#### Problem requirements
Provide the data again in its entirety, exactly as given.

#### Record list

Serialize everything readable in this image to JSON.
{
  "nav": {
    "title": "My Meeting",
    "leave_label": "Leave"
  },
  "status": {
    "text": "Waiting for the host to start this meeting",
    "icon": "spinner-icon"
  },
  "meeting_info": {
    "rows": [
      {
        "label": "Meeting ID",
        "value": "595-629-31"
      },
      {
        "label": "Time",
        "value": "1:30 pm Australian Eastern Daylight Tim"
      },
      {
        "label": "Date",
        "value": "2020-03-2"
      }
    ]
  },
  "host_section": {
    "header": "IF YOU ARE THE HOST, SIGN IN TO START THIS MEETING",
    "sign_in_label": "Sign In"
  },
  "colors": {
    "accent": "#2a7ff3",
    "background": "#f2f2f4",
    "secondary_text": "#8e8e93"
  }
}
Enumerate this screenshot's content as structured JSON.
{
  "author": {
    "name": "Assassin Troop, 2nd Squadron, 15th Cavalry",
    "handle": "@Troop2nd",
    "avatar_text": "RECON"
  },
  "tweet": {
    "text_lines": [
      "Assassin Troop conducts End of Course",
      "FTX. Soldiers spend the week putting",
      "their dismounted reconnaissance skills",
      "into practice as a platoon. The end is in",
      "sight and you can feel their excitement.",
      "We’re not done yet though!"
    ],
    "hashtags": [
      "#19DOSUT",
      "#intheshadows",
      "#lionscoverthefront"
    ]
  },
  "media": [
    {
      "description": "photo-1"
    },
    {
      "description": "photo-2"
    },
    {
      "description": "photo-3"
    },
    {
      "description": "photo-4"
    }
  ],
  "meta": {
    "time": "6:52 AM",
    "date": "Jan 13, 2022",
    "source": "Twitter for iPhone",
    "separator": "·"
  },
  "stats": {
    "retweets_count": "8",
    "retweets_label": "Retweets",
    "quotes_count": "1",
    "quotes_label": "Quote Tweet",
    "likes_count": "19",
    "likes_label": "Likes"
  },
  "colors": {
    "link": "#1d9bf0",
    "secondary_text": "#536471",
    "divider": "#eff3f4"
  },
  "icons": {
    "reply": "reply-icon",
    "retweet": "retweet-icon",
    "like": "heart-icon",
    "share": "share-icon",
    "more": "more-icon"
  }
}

########

#### Output below
Serialize everything readable in this image to JSON.
{
  "nav": {
    "title": "My Meeting",
    "leave_label": "Leave"
  },
  "status": {
    "text": "Waiting for the host to start this meeting",
    "icon": "spinner-icon"
  },
  "meeting_info": {
    "rows": [
      {
        "label": "Meeting ID",
        "value": "595-629-31"
      },
      {
        "label": "Time",
        "value": "1:30 pm Australian Eastern Daylight Tim"
      },
      {
        "label": "Date",
        "value": "2020-03-2"
      }
    ]
  },
  "host_section": {
    "header": "IF YOU ARE THE HOST, SIGN IN TO START THIS MEETING",
    "sign_in_label": "Sign In"
  },
  "colors": {
    "accent": "#2a7ff3",
    "background": "#f2f2f4",
    "secondary_text": "#8e8e93"
  }
}
Enumerate this screenshot's content as structured JSON.
{
  "author": {
    "name": "Assassin Troop, 2nd Squadron, 15th Cavalry",
    "handle": "@Troop2nd",
    "avatar_text": "RECON"
  },
  "tweet": {
    "text_lines": [
      "Assassin Troop conducts End of Course",
      "FTX. Soldiers spend the week putting",
      "their dismounted reconnaissance skills",
      "into practice as a platoon. The end is in",
      "sight and you can feel their excitement.",
      "We’re not done yet though!"
    ],
    "hashtags": [
      "#19DOSUT",
      "#intheshadows",
      "#lionscoverthefront"
    ]
  },
  "media": [
    {
      "description": "photo-1"
    },
    {
      "description": "photo-2"
    },
    {
      "description": "photo-3"
    },
    {
      "description": "photo-4"
    }
  ],
  "meta": {
    "time": "6:52 AM",
    "date": "Jan 13, 2022",
    "source": "Twitter for iPhone",
    "separator": "·"
  },
  "stats": {
    "retweets_count": "8",
    "retweets_label": "Retweets",
    "quotes_count": "1",
    "quotes_label": "Quote Tweet",
    "likes_count": "19",
    "likes_label": "Likes"
  },
  "colors": {
    "link": "#1d9bf0",
    "secondary_text": "#536471",
    "divider": "#eff3f4"
  },
  "icons": {
    "reply": "reply-icon",
    "retweet": "retweet-icon",
    "like": "heart-icon",
    "share": "share-icon",
    "more": "more-icon"
  }
}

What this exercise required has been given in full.